= DATA PROVIDED =
• • • •
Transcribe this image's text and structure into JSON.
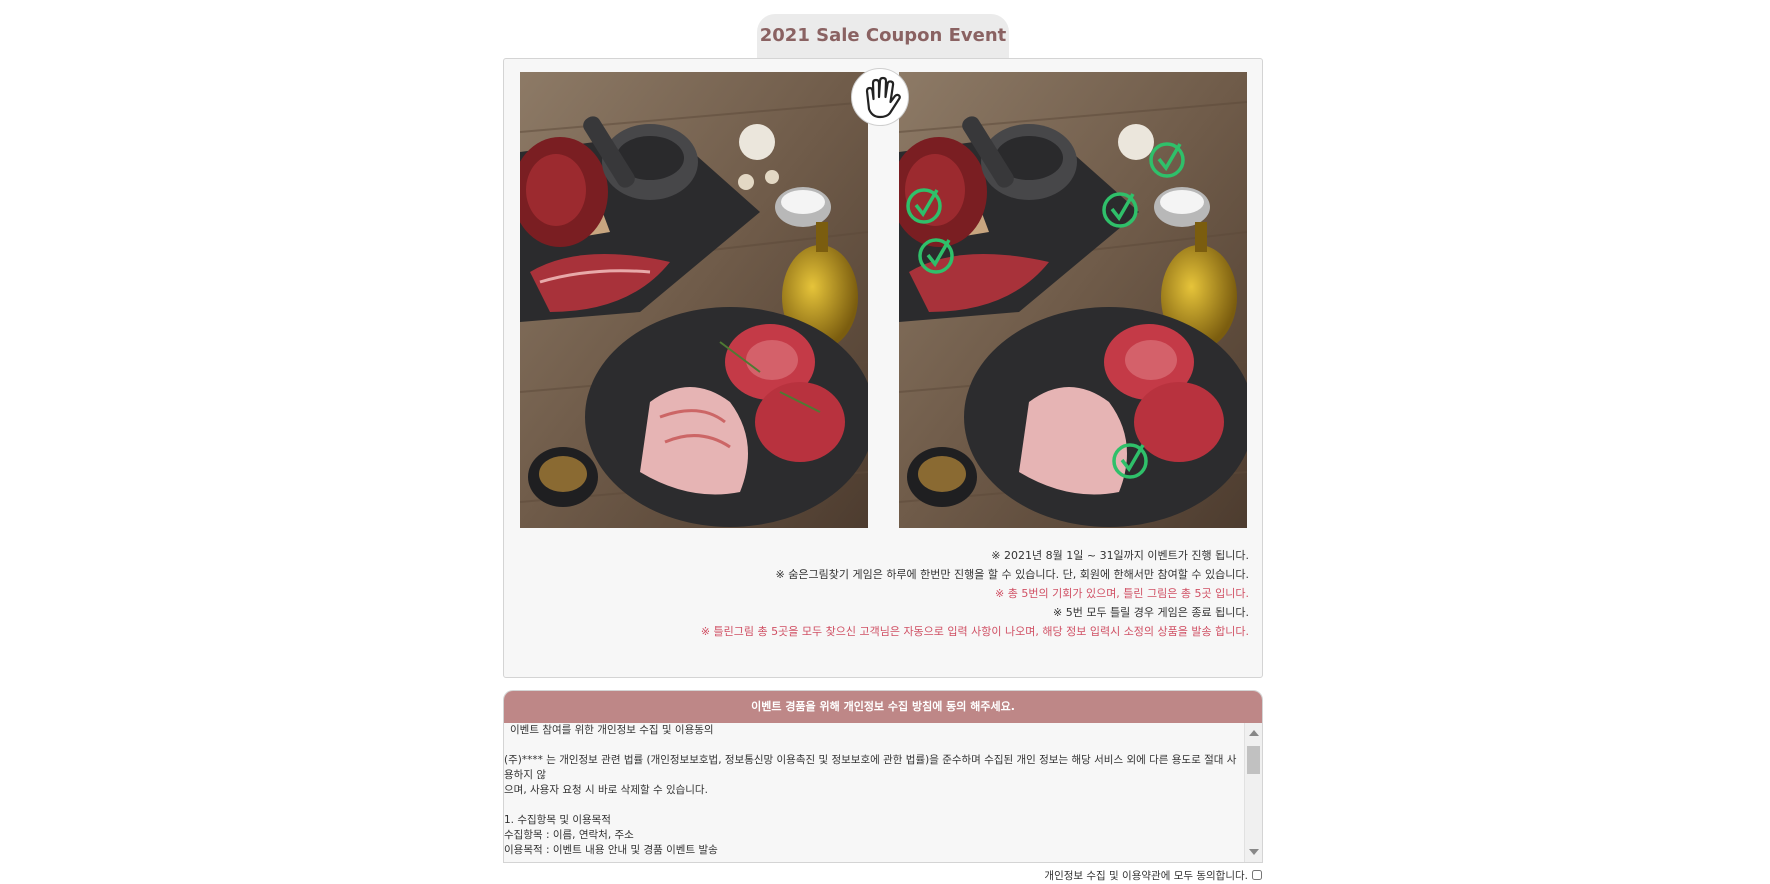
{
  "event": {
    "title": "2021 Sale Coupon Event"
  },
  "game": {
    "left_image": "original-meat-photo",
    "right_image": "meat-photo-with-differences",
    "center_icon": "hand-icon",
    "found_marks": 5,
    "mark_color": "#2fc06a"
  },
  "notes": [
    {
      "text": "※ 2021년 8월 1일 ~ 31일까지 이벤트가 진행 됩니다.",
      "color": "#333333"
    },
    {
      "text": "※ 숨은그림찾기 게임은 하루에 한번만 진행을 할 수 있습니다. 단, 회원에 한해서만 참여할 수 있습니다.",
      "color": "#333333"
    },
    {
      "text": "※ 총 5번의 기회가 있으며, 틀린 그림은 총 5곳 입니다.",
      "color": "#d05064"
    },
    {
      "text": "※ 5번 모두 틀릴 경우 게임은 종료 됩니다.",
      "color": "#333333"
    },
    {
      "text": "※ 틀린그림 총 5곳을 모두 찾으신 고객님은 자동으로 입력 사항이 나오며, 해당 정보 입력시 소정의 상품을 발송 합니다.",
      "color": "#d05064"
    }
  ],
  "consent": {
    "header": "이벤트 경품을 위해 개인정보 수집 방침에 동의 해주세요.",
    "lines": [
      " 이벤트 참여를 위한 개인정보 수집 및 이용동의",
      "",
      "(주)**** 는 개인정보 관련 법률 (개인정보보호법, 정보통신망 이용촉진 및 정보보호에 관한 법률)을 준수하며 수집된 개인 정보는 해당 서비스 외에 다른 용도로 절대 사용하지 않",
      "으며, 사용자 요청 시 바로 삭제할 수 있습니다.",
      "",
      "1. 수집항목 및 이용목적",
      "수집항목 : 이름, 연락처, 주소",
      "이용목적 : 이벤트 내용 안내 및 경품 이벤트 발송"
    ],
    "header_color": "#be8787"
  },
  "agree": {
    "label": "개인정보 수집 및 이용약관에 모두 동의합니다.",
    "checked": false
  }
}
• • • •
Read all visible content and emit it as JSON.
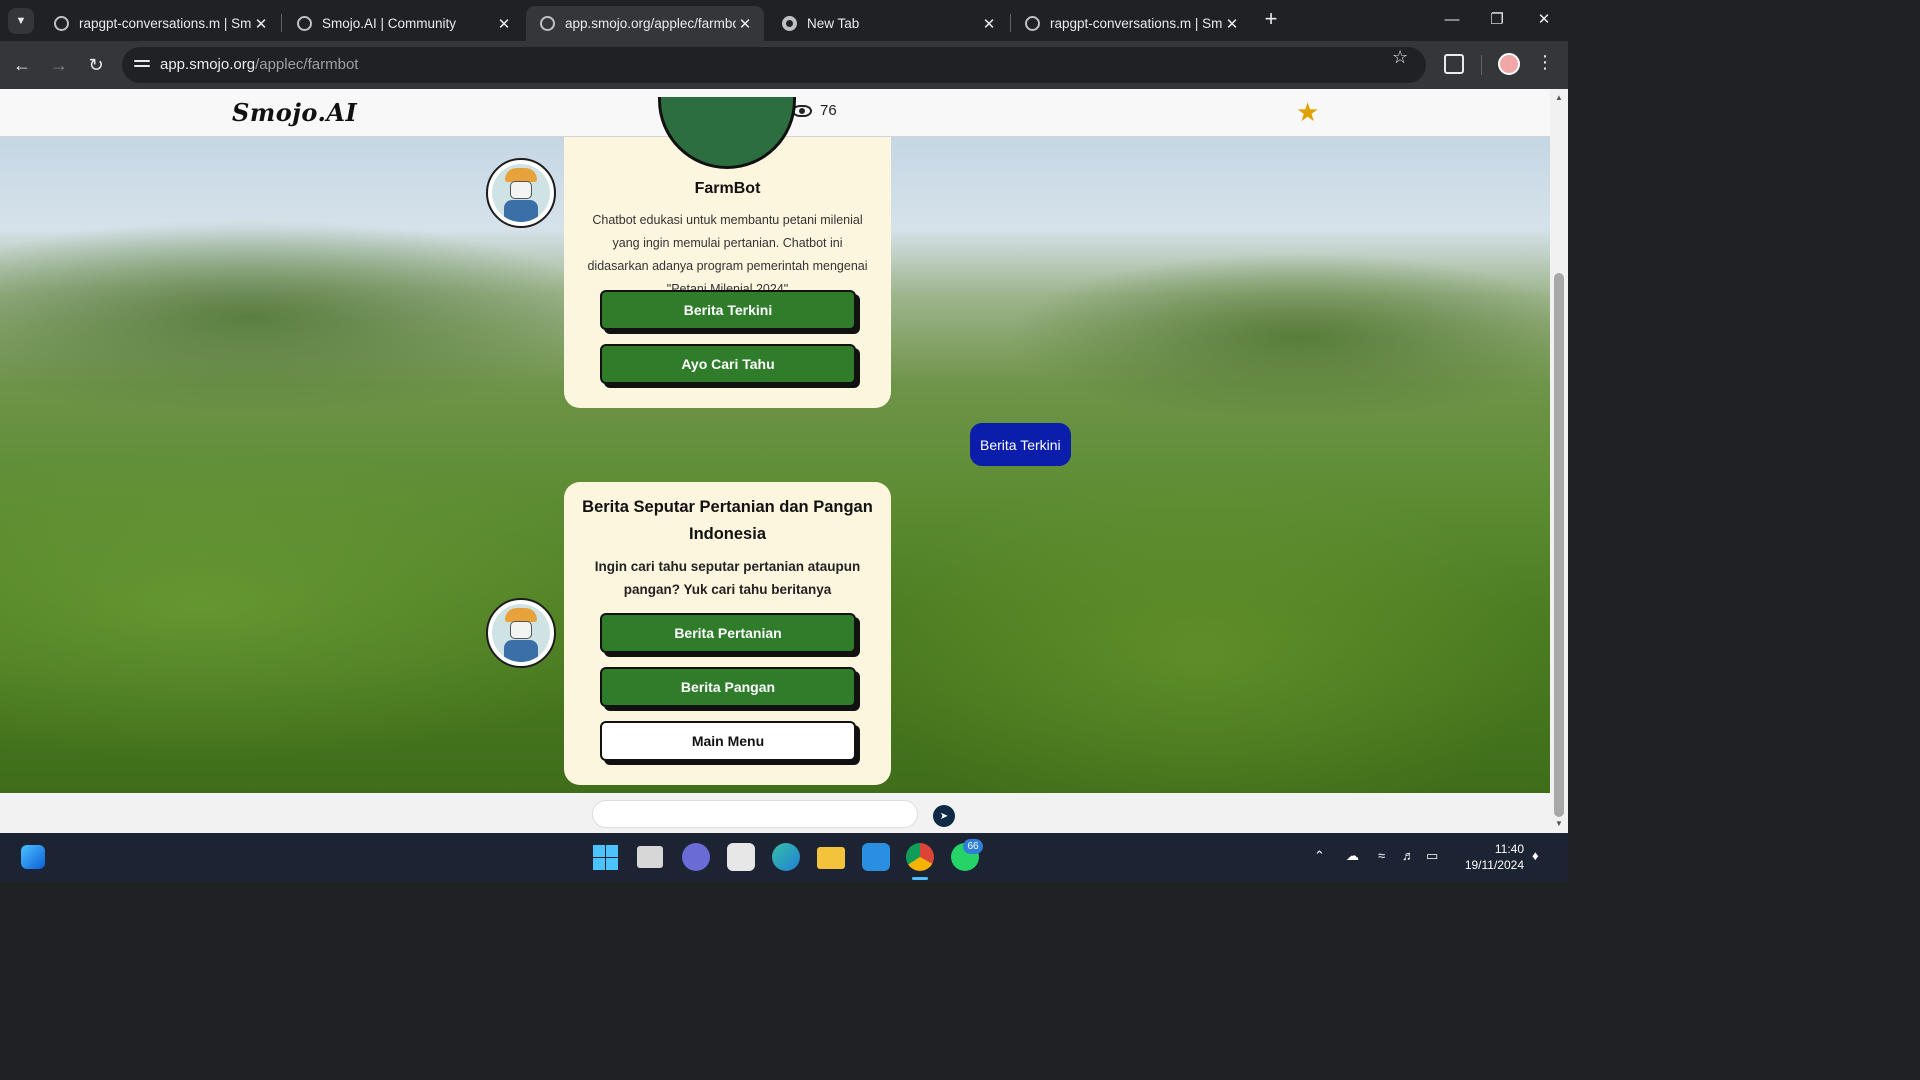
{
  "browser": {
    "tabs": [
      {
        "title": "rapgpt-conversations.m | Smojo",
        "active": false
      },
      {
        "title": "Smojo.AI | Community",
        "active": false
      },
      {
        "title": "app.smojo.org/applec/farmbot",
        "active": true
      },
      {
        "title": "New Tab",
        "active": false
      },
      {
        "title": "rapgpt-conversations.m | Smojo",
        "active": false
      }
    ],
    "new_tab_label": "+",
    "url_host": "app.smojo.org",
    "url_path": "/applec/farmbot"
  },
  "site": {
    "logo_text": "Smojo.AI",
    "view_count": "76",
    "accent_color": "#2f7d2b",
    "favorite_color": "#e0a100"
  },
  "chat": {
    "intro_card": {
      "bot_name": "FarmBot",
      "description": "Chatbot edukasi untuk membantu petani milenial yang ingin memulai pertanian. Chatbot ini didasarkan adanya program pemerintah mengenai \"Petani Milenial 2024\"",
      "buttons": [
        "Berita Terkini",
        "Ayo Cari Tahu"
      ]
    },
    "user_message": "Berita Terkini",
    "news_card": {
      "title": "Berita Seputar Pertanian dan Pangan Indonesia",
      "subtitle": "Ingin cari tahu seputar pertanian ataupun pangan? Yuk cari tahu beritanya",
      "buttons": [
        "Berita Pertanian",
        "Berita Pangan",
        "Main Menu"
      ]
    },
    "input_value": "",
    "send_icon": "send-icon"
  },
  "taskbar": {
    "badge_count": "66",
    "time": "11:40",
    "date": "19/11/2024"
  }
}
• • • •
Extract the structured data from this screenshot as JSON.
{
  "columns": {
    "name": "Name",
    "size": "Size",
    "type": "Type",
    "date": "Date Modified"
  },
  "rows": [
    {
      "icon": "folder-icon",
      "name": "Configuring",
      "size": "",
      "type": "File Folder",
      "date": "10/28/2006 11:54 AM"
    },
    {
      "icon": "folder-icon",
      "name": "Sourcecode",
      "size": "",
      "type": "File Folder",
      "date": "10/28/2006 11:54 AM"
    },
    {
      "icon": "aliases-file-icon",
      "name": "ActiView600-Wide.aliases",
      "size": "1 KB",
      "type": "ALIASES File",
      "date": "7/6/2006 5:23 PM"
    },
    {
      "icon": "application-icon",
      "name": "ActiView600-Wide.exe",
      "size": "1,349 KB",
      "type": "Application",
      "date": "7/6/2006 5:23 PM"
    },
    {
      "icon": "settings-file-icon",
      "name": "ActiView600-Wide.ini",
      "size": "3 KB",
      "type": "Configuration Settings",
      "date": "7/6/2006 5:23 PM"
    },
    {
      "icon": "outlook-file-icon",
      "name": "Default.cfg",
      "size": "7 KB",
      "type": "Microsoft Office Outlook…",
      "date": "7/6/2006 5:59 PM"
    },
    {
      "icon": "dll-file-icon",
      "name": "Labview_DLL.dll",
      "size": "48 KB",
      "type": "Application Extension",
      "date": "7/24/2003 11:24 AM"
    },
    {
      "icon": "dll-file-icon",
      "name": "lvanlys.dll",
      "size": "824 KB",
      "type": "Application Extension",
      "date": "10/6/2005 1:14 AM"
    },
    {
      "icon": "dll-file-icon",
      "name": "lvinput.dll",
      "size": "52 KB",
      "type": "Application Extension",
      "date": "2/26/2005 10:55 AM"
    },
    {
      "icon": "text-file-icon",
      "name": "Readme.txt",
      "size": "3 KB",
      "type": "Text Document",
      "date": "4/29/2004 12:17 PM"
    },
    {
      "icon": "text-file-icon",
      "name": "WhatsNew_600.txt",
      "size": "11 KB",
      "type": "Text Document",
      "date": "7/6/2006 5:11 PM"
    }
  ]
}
• • • •
= GOAL =
Count the lines that hold the string "size" and state that number alone.

= COMPLETED TASK =
12